**Given exercise:** Transcribe the entries below exactly; leave every image out.

[Records excerpted from a collection]
▶

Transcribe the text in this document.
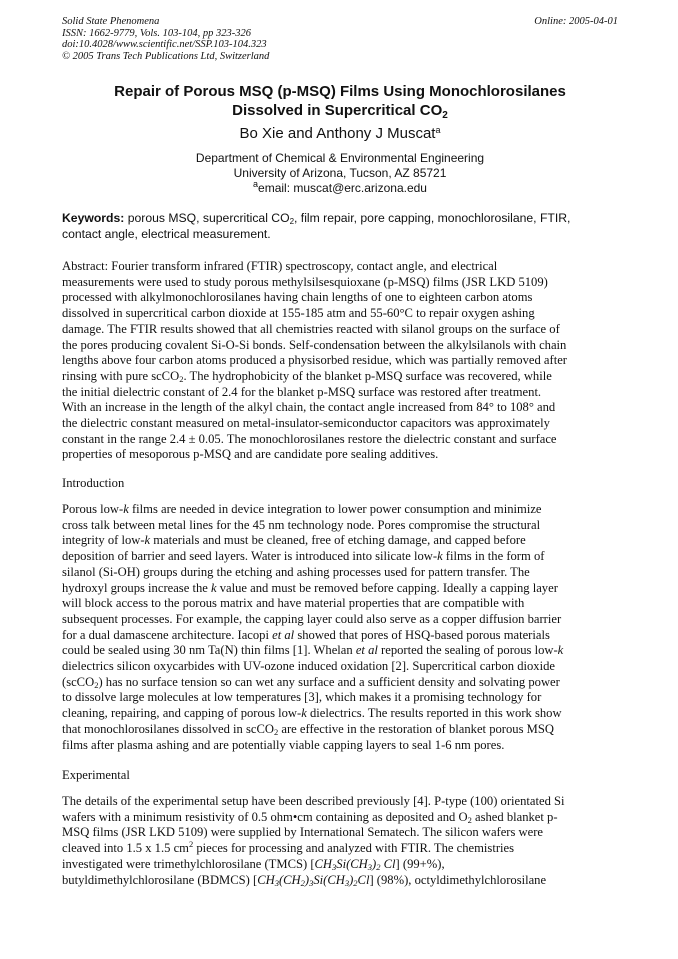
Solid State Phenomena
ISSN: 1662-9779, Vols. 103-104, pp 323-326
doi:10.4028/www.scientific.net/SSP.103-104.323
© 2005 Trans Tech Publications Ltd, Switzerland
Online: 2005-04-01
Repair of Porous MSQ (p-MSQ) Films Using Monochlorosilanes
Dissolved in Supercritical $CO_2$
Bo Xie and Anthony J Muscat$^a$
Department of Chemical & Environmental Engineering
University of Arizona, Tucson, AZ 85721
$^a$email: muscat@erc.arizona.edu
Keywords: porous MSQ, supercritical $CO_2$, film repair, pore capping, monochlorosilane, FTIR,
contact angle, electrical measurement.
Abstract: Fourier transform infrared (FTIR) spectroscopy, contact angle, and electrical
measurements were used to study porous methylsilsesquioxane (p-MSQ) films (JSR LKD 5109)
processed with alkylmonochlorosilanes having chain lengths of one to eighteen carbon atoms
dissolved in supercritical carbon dioxide at 155-185 atm and 55-60°C to repair oxygen ashing
damage. The FTIR results showed that all chemistries reacted with silanol groups on the surface of
the pores producing covalent Si-O-Si bonds. Self-condensation between the alkylsilanols with chain
lengths above four carbon atoms produced a physisorbed residue, which was partially removed after
rinsing with pure scCO$_2$. The hydrophobicity of the blanket p-MSQ surface was recovered, while
the initial dielectric constant of 2.4 for the blanket p-MSQ surface was restored after treatment.
With an increase in the length of the alkyl chain, the contact angle increased from 84° to 108° and
the dielectric constant measured on metal-insulator-semiconductor capacitors was approximately
constant in the range 2.4 ± 0.05. The monochlorosilanes restore the dielectric constant and surface
properties of mesoporous p-MSQ and are candidate pore sealing additives.
Introduction
Porous low-k films are needed in device integration to lower power consumption and minimize
cross talk between metal lines for the 45 nm technology node. Pores compromise the structural
integrity of low-k materials and must be cleaned, free of etching damage, and capped before
deposition of barrier and seed layers. Water is introduced into silicate low-k films in the form of
silanol (Si-OH) groups during the etching and ashing processes used for pattern transfer. The
hydroxyl groups increase the k value and must be removed before capping. Ideally a capping layer
will block access to the porous matrix and have material properties that are compatible with
subsequent processes. For example, the capping layer could also serve as a copper diffusion barrier
for a dual damascene architecture. Iacopi et al showed that pores of HSQ-based porous materials
could be sealed using 30 nm Ta(N) thin films [1]. Whelan et al reported the sealing of porous low-k
dielectrics silicon oxycarbides with UV-ozone induced oxidation [2]. Supercritical carbon dioxide
(scCO$_2$) has no surface tension so can wet any surface and a sufficient density and solvating power
to dissolve large molecules at low temperatures [3], which makes it a promising technology for
cleaning, repairing, and capping of porous low-k dielectrics. The results reported in this work show
that monochlorosilanes dissolved in scCO$_2$ are effective in the restoration of blanket porous MSQ
films after plasma ashing and are potentially viable capping layers to seal 1-6 nm pores.
Experimental
The details of the experimental setup have been described previously [4]. P-type (100) orientated Si
wafers with a minimum resistivity of 0.5 ohm•cm containing as deposited and $O_2$ ashed blanket p-
MSQ films (JSR LKD 5109) were supplied by International Sematech. The silicon wafers were
cleaved into 1.5 x 1.5 $cm^2$ pieces for processing and analyzed with FTIR. The chemistries
investigated were trimethylchlorosilane (TMCS) [$CH_3Si(CH_3)_2$ Cl] (99+%),
butyldimethylchlorosilane (BDMCS) $[CH_3(CH_2)_3Si(CH_3)_2Cl]$ (98%), octyldimethylchlorosilane
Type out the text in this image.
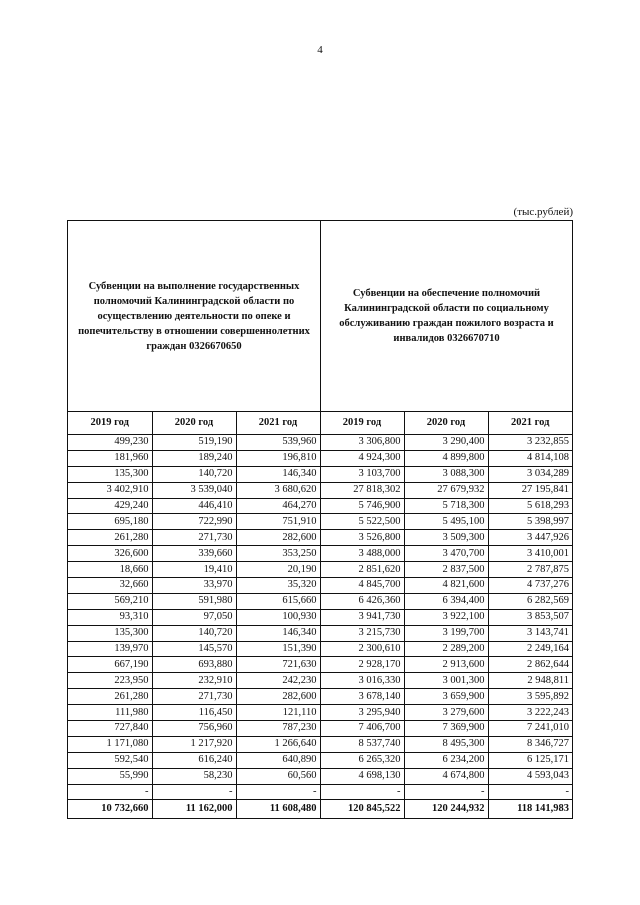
4
(тыс.рублей)
Субвенции на выполнение государственных полномочий Калининградской области по осуществлению деятельности по опеке и попечительству в отношении совершеннолетних граждан 0326670650
Субвенции на обеспечение полномочий Калининградской области по социальному обслуживанию граждан пожилого возраста и инвалидов 0326670710
2019 год	2020 год	2021 год	2019 год	2020 год	2021 год
499,230	519,190	539,960	3 306,800	3 290,400	3 232,855
181,960	189,240	196,810	4 924,300	4 899,800	4 814,108
135,300	140,720	146,340	3 103,700	3 088,300	3 034,289
3 402,910	3 539,040	3 680,620	27 818,302	27 679,932	27 195,841
429,240	446,410	464,270	5 746,900	5 718,300	5 618,293
695,180	722,990	751,910	5 522,500	5 495,100	5 398,997
261,280	271,730	282,600	3 526,800	3 509,300	3 447,926
326,600	339,660	353,250	3 488,000	3 470,700	3 410,001
18,660	19,410	20,190	2 851,620	2 837,500	2 787,875
32,660	33,970	35,320	4 845,700	4 821,600	4 737,276
569,210	591,980	615,660	6 426,360	6 394,400	6 282,569
93,310	97,050	100,930	3 941,730	3 922,100	3 853,507
135,300	140,720	146,340	3 215,730	3 199,700	3 143,741
139,970	145,570	151,390	2 300,610	2 289,200	2 249,164
667,190	693,880	721,630	2 928,170	2 913,600	2 862,644
223,950	232,910	242,230	3 016,330	3 001,300	2 948,811
261,280	271,730	282,600	3 678,140	3 659,900	3 595,892
111,980	116,450	121,110	3 295,940	3 279,600	3 222,243
727,840	756,960	787,230	7 406,700	7 369,900	7 241,010
1 171,080	1 217,920	1 266,640	8 537,740	8 495,300	8 346,727
592,540	616,240	640,890	6 265,320	6 234,200	6 125,171
55,990	58,230	60,560	4 698,130	4 674,800	4 593,043
-	-	-	-	-	-
10 732,660	11 162,000	11 608,480	120 845,522	120 244,932	118 141,983
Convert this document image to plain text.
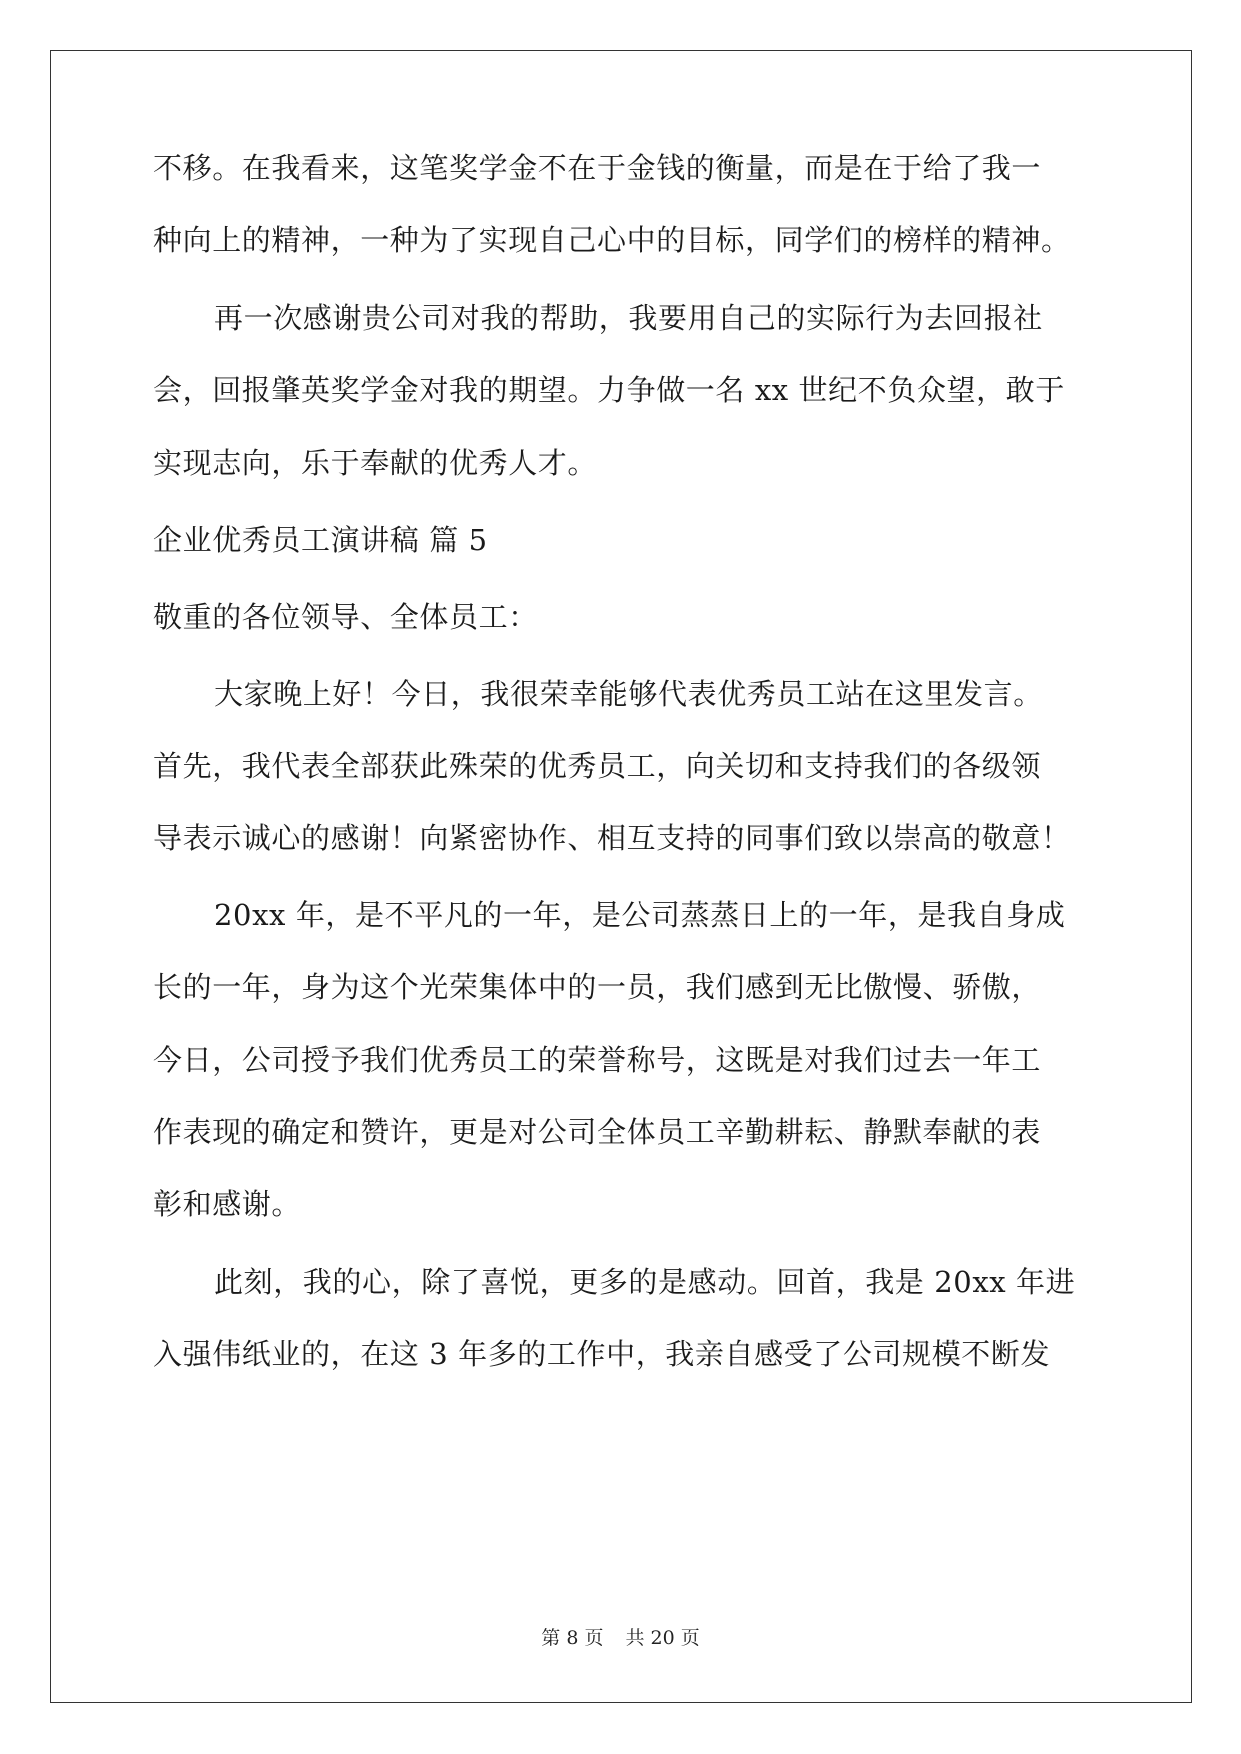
不移。在我看来，这笔奖学金不在于金钱的衡量，而是在于给了我一
种向上的精神，一种为了实现自己心中的目标，同学们的榜样的精神。
再一次感谢贵公司对我的帮助，我要用自己的实际行为去回报社
会，回报肇英奖学金对我的期望。力争做一名 xx 世纪不负众望，敢于
实现志向，乐于奉献的优秀人才。
企业优秀员工演讲稿 篇 5
敬重的各位领导、全体员工：
大家晚上好！今日，我很荣幸能够代表优秀员工站在这里发言。
首先，我代表全部获此殊荣的优秀员工，向关切和支持我们的各级领
导表示诚心的感谢！向紧密协作、相互支持的同事们致以崇高的敬意！
20xx 年，是不平凡的一年，是公司蒸蒸日上的一年，是我自身成
长的一年，身为这个光荣集体中的一员，我们感到无比傲慢、骄傲，
今日，公司授予我们优秀员工的荣誉称号，这既是对我们过去一年工
作表现的确定和赞许，更是对公司全体员工辛勤耕耘、静默奉献的表
彰和感谢。
此刻，我的心，除了喜悦，更多的是感动。回首，我是 20xx 年进
入强伟纸业的，在这 3 年多的工作中，我亲自感受了公司规模不断发
第 8 页 共 20 页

◀

**Task answer:**
Transcribe the text in this document.
Solid State Phenomena
ISSN: 1662-9779, Vols. 103-104, pp 323-326
doi:10.4028/www.scientific.net/SSP.103-104.323
© 2005 Trans Tech Publications Ltd, Switzerland
Online: 2005-04-01
Repair of Porous MSQ (p-MSQ) Films Using Monochlorosilanes
Dissolved in Supercritical $CO_2$
Bo Xie and Anthony J Muscat$^a$
Department of Chemical & Environmental Engineering
University of Arizona, Tucson, AZ 85721
$^a$email: muscat@erc.arizona.edu
Keywords: porous MSQ, supercritical $CO_2$, film repair, pore capping, monochlorosilane, FTIR,
contact angle, electrical measurement.
Abstract: Fourier transform infrared (FTIR) spectroscopy, contact angle, and electrical
measurements were used to study porous methylsilsesquioxane (p-MSQ) films (JSR LKD 5109)
processed with alkylmonochlorosilanes having chain lengths of one to eighteen carbon atoms
dissolved in supercritical carbon dioxide at 155-185 atm and 55-60°C to repair oxygen ashing
damage. The FTIR results showed that all chemistries reacted with silanol groups on the surface of
the pores producing covalent Si-O-Si bonds. Self-condensation between the alkylsilanols with chain
lengths above four carbon atoms produced a physisorbed residue, which was partially removed after
rinsing with pure scCO$_2$. The hydrophobicity of the blanket p-MSQ surface was recovered, while
the initial dielectric constant of 2.4 for the blanket p-MSQ surface was restored after treatment.
With an increase in the length of the alkyl chain, the contact angle increased from 84° to 108° and
the dielectric constant measured on metal-insulator-semiconductor capacitors was approximately
constant in the range 2.4 ± 0.05. The monochlorosilanes restore the dielectric constant and surface
properties of mesoporous p-MSQ and are candidate pore sealing additives.
Introduction
Porous low-k films are needed in device integration to lower power consumption and minimize
cross talk between metal lines for the 45 nm technology node. Pores compromise the structural
integrity of low-k materials and must be cleaned, free of etching damage, and capped before
deposition of barrier and seed layers. Water is introduced into silicate low-k films in the form of
silanol (Si-OH) groups during the etching and ashing processes used for pattern transfer. The
hydroxyl groups increase the k value and must be removed before capping. Ideally a capping layer
will block access to the porous matrix and have material properties that are compatible with
subsequent processes. For example, the capping layer could also serve as a copper diffusion barrier
for a dual damascene architecture. Iacopi et al showed that pores of HSQ-based porous materials
could be sealed using 30 nm Ta(N) thin films [1]. Whelan et al reported the sealing of porous low-k
dielectrics silicon oxycarbides with UV-ozone induced oxidation [2]. Supercritical carbon dioxide
(scCO$_2$) has no surface tension so can wet any surface and a sufficient density and solvating power
to dissolve large molecules at low temperatures [3], which makes it a promising technology for
cleaning, repairing, and capping of porous low-k dielectrics. The results reported in this work show
that monochlorosilanes dissolved in scCO$_2$ are effective in the restoration of blanket porous MSQ
films after plasma ashing and are potentially viable capping layers to seal 1-6 nm pores.
Experimental
The details of the experimental setup have been described previously [4]. P-type (100) orientated Si
wafers with a minimum resistivity of 0.5 ohm•cm containing as deposited and $O_2$ ashed blanket p-
MSQ films (JSR LKD 5109) were supplied by International Sematech. The silicon wafers were
cleaved into 1.5 x 1.5 $cm^2$ pieces for processing and analyzed with FTIR. The chemistries
investigated were trimethylchlorosilane (TMCS) [$CH_3Si(CH_3)_2$ Cl] (99+%),
butyldimethylchlorosilane (BDMCS) $[CH_3(CH_2)_3Si(CH_3)_2Cl]$ (98%), octyldimethylchlorosilane
Type out the text in this image.
4
(тыс.рублей)
Субвенции на выполнение государственных полномочий Калининградской области по осуществлению деятельности по опеке и попечительству в отношении совершеннолетних граждан 0326670650
Субвенции на обеспечение полномочий Калининградской области по социальному обслуживанию граждан пожилого возраста и инвалидов 0326670710
2019 год	2020 год	2021 год	2019 год	2020 год	2021 год
499,230	519,190	539,960	3 306,800	3 290,400	3 232,855
181,960	189,240	196,810	4 924,300	4 899,800	4 814,108
135,300	140,720	146,340	3 103,700	3 088,300	3 034,289
3 402,910	3 539,040	3 680,620	27 818,302	27 679,932	27 195,841
429,240	446,410	464,270	5 746,900	5 718,300	5 618,293
695,180	722,990	751,910	5 522,500	5 495,100	5 398,997
261,280	271,730	282,600	3 526,800	3 509,300	3 447,926
326,600	339,660	353,250	3 488,000	3 470,700	3 410,001
18,660	19,410	20,190	2 851,620	2 837,500	2 787,875
32,660	33,970	35,320	4 845,700	4 821,600	4 737,276
569,210	591,980	615,660	6 426,360	6 394,400	6 282,569
93,310	97,050	100,930	3 941,730	3 922,100	3 853,507
135,300	140,720	146,340	3 215,730	3 199,700	3 143,741
139,970	145,570	151,390	2 300,610	2 289,200	2 249,164
667,190	693,880	721,630	2 928,170	2 913,600	2 862,644
223,950	232,910	242,230	3 016,330	3 001,300	2 948,811
261,280	271,730	282,600	3 678,140	3 659,900	3 595,892
111,980	116,450	121,110	3 295,940	3 279,600	3 222,243
727,840	756,960	787,230	7 406,700	7 369,900	7 241,010
1 171,080	1 217,920	1 266,640	8 537,740	8 495,300	8 346,727
592,540	616,240	640,890	6 265,320	6 234,200	6 125,171
55,990	58,230	60,560	4 698,130	4 674,800	4 593,043
-	-	-	-	-	-
10 732,660	11 162,000	11 608,480	120 845,522	120 244,932	118 141,983
Convert this document image to plain text.
不移。在我看来，这笔奖学金不在于金钱的衡量，而是在于给了我一
种向上的精神，一种为了实现自己心中的目标，同学们的榜样的精神。
再一次感谢贵公司对我的帮助，我要用自己的实际行为去回报社
会，回报肇英奖学金对我的期望。力争做一名 xx 世纪不负众望，敢于
实现志向，乐于奉献的优秀人才。
企业优秀员工演讲稿 篇 5
敬重的各位领导、全体员工：
大家晚上好！今日，我很荣幸能够代表优秀员工站在这里发言。
首先，我代表全部获此殊荣的优秀员工，向关切和支持我们的各级领
导表示诚心的感谢！向紧密协作、相互支持的同事们致以崇高的敬意！
20xx 年，是不平凡的一年，是公司蒸蒸日上的一年，是我自身成
长的一年，身为这个光荣集体中的一员，我们感到无比傲慢、骄傲，
今日，公司授予我们优秀员工的荣誉称号，这既是对我们过去一年工
作表现的确定和赞许，更是对公司全体员工辛勤耕耘、静默奉献的表
彰和感谢。
此刻，我的心，除了喜悦，更多的是感动。回首，我是 20xx 年进
入强伟纸业的，在这 3 年多的工作中，我亲自感受了公司规模不断发
第 8 页 共 20 页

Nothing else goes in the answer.